Supplied passage =
********

Ever mixed up words in a sentence or said the wrong word by accident?
English can be a challenging language to speak correctly. Even native speakers regularly make mistakes when speaking and some of these can end up being very funny.
Did you know that there are different terms to describe different types of word-related mistakes?
From spoonerisms and malapropisms to blends and portmanteaus, here’s everything you need to know about the ways we mix up words in English:
A ‘spoonerism’ is when a speaker accidentally mixes up the initial sounds or letters of two words in a phrase. The result is usually humorous.
Examples of spoonerisms include:
- ‘blushing crow’ (instead of ‘crushing blow’)
- ‘hair bug’ (instead of ‘bear hug’)
- ‘flock of bats’ (instead of ‘block of flats’)
- ‘by mad’ (instead of ‘my bad’)
- ‘shake a tower’ (instead of ‘take a shower’)
- ‘bound sight’ (instead of ‘sound bite’)
- ‘bowel feast’ (instead of ‘fowl beast’)
- ‘cop porn’ (instead of ‘popcorn’)
Where does the term spoonerism come from?
William Archibald Spooner was a reverend and professor at Oxford University in the late 1800s and early 1900s.
Although he was a well-respected scholar and reputedly a very intelligent man – he regularly mixed up his words.
He spoke very quickly but was often thinking a few seconds faster than his mouth, so the sounds of his words got switched around to create entirely different expressions with some odd meanings.

********

Excerpts from a layout annotation set =
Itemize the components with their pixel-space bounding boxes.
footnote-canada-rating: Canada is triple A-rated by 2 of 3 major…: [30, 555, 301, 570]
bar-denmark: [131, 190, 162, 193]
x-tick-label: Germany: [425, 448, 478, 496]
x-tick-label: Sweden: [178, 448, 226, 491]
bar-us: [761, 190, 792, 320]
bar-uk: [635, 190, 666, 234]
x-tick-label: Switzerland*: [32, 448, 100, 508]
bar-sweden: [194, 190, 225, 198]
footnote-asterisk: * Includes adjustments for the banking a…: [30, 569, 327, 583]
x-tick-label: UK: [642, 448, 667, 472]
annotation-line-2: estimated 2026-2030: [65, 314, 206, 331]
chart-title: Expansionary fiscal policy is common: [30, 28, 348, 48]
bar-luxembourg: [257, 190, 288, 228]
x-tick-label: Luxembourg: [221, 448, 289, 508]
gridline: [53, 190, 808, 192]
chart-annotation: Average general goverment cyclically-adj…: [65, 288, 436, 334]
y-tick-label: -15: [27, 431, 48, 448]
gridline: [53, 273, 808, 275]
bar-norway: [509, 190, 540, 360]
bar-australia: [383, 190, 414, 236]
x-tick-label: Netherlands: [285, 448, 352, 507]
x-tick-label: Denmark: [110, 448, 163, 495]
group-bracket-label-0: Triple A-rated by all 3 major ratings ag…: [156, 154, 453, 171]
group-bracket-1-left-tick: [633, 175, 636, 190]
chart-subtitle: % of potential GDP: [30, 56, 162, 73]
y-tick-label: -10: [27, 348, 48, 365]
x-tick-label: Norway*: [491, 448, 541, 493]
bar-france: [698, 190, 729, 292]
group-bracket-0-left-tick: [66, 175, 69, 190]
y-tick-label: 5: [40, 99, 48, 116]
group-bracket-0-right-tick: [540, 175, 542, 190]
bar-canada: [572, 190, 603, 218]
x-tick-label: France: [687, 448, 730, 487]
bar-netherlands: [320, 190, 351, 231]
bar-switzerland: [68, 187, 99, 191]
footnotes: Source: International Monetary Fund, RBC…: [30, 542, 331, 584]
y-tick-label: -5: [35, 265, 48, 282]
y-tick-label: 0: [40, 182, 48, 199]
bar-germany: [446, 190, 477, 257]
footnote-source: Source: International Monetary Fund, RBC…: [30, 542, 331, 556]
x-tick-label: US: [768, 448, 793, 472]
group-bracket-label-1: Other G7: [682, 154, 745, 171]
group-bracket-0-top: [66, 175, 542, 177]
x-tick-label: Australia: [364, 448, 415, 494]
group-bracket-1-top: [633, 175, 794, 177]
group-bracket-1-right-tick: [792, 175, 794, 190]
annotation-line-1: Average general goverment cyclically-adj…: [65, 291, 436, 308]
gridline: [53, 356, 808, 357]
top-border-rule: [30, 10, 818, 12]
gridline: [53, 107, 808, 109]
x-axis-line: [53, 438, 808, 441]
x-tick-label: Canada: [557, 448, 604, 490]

********

Directions =
Please copy the spoonerism passage starting at "- ‘bowel feast’" and ending at "up his words.", swapping "reverend" for "clergyman".

Finished task =
- ‘bowel feast’ (instead of ‘fowl beast’)
- ‘cop porn’ (instead of ‘popcorn’)
Where does the term spoonerism come from?
William Archibald Spooner was a clergyman and professor at Oxford University in the late 1800s and early 1900s.
Although he was a well-respected scholar and reputedly a very intelligent man – he regularly mixed up his words.